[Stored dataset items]

:::::

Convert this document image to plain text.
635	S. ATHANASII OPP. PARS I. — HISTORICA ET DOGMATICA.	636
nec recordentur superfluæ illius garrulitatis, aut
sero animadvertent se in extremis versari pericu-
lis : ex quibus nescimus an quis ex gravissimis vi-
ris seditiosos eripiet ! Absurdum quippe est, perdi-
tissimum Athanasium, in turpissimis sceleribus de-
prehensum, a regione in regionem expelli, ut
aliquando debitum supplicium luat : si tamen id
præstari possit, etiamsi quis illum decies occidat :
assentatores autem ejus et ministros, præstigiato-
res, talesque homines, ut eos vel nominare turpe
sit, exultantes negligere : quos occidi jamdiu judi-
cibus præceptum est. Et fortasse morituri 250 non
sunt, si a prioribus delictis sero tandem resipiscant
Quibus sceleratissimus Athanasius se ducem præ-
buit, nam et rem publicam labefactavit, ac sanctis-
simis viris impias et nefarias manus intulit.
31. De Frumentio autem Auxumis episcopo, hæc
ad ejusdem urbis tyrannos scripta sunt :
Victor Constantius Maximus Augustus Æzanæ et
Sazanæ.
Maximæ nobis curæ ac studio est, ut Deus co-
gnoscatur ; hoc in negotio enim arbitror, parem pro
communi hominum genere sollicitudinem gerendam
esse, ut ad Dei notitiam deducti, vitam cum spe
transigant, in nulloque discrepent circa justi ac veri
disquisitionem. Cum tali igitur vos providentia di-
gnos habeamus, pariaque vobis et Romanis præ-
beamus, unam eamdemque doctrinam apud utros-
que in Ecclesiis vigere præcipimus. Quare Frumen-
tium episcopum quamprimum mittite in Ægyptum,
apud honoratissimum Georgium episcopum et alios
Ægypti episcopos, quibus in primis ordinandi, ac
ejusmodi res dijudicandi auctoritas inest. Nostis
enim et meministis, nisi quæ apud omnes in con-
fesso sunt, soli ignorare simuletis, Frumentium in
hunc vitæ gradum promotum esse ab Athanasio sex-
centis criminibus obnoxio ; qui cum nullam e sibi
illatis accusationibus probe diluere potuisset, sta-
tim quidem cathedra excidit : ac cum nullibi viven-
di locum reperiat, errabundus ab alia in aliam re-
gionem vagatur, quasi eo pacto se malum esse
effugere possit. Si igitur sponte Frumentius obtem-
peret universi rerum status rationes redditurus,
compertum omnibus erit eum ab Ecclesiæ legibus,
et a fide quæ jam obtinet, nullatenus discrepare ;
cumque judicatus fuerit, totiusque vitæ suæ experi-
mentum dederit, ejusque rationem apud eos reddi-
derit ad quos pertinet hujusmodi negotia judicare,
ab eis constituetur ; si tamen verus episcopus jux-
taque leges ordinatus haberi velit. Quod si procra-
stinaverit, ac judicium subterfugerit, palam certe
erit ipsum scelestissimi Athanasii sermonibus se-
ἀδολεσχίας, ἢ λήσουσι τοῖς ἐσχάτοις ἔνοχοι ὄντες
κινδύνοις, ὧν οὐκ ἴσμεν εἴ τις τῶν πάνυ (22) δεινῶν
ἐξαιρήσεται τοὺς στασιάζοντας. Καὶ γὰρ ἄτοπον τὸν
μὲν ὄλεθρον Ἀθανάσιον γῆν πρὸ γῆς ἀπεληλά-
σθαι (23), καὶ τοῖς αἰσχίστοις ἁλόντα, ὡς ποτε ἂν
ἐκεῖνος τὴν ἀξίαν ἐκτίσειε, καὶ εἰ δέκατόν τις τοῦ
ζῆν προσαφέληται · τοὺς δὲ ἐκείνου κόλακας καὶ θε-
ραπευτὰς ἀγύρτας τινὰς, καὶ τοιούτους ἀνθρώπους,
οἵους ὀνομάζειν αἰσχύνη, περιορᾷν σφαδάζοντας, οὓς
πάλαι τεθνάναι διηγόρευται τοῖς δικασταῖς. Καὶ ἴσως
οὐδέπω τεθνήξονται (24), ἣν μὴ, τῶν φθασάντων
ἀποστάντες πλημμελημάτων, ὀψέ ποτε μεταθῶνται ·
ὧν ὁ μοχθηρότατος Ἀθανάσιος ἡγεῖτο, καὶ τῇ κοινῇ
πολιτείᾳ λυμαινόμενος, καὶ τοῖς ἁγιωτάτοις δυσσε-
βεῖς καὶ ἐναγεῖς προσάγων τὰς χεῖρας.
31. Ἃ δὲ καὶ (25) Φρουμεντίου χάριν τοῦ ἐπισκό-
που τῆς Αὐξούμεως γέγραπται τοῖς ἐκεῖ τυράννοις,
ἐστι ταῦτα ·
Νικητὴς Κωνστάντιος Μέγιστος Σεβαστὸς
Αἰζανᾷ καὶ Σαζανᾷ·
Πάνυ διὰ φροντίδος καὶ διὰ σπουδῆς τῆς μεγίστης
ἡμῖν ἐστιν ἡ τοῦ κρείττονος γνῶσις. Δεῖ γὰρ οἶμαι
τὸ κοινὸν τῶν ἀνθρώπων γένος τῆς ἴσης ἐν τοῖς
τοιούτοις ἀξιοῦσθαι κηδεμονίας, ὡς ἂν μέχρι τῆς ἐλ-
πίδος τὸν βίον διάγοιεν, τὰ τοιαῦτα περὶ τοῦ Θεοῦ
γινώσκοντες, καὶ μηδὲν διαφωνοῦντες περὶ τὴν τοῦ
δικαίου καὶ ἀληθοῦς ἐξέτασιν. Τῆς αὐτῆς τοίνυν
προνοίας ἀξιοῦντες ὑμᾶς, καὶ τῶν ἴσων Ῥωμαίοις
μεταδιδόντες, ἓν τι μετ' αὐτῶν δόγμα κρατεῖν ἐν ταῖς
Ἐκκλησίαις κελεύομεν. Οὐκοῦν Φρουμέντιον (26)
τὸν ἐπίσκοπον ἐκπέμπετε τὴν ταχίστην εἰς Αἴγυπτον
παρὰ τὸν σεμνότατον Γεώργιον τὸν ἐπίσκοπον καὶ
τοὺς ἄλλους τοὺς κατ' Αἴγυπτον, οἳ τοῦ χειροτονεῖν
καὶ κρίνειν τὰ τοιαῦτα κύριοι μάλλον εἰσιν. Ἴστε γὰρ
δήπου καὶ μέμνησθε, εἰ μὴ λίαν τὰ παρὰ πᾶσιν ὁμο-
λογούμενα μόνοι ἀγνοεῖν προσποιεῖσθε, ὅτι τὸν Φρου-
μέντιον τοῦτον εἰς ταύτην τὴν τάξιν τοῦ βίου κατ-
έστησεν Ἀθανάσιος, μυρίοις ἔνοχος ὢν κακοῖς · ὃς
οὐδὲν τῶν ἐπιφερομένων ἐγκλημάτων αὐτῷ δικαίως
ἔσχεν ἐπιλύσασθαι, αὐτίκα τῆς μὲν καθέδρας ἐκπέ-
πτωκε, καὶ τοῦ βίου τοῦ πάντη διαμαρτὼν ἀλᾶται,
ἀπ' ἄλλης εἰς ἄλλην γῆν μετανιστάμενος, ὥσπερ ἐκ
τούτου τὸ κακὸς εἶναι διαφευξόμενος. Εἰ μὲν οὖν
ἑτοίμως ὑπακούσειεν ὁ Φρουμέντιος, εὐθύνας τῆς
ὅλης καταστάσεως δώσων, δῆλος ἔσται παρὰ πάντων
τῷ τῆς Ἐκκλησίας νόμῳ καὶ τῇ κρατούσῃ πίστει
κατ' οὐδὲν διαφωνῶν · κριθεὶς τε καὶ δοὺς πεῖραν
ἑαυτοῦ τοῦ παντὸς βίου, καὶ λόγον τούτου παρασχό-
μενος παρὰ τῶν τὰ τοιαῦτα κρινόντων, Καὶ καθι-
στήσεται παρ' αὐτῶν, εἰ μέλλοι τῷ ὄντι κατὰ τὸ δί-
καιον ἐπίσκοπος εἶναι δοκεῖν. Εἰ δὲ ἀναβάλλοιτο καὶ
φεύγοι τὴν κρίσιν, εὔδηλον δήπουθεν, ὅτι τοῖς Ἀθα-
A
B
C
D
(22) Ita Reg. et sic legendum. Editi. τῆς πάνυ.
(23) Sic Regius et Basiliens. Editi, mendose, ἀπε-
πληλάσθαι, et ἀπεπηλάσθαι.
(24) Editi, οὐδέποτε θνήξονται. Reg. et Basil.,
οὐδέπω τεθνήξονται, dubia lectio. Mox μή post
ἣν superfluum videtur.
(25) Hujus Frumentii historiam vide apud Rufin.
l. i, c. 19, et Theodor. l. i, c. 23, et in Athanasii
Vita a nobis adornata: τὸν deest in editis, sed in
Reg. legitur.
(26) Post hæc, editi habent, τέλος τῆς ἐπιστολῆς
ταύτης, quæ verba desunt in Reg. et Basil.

:::::

> **Required work**:
Out of the material above, select every line that holds the string "οὐδὲν".

> **Answer in full**:
οὐδὲν τῶν ἐπιφερομένων ἐγκλημάτων αὐτῷ δικαίως
κατ' οὐδὲν διαφωνῶν · κριθεὶς τε καὶ δοὺς πεῖραν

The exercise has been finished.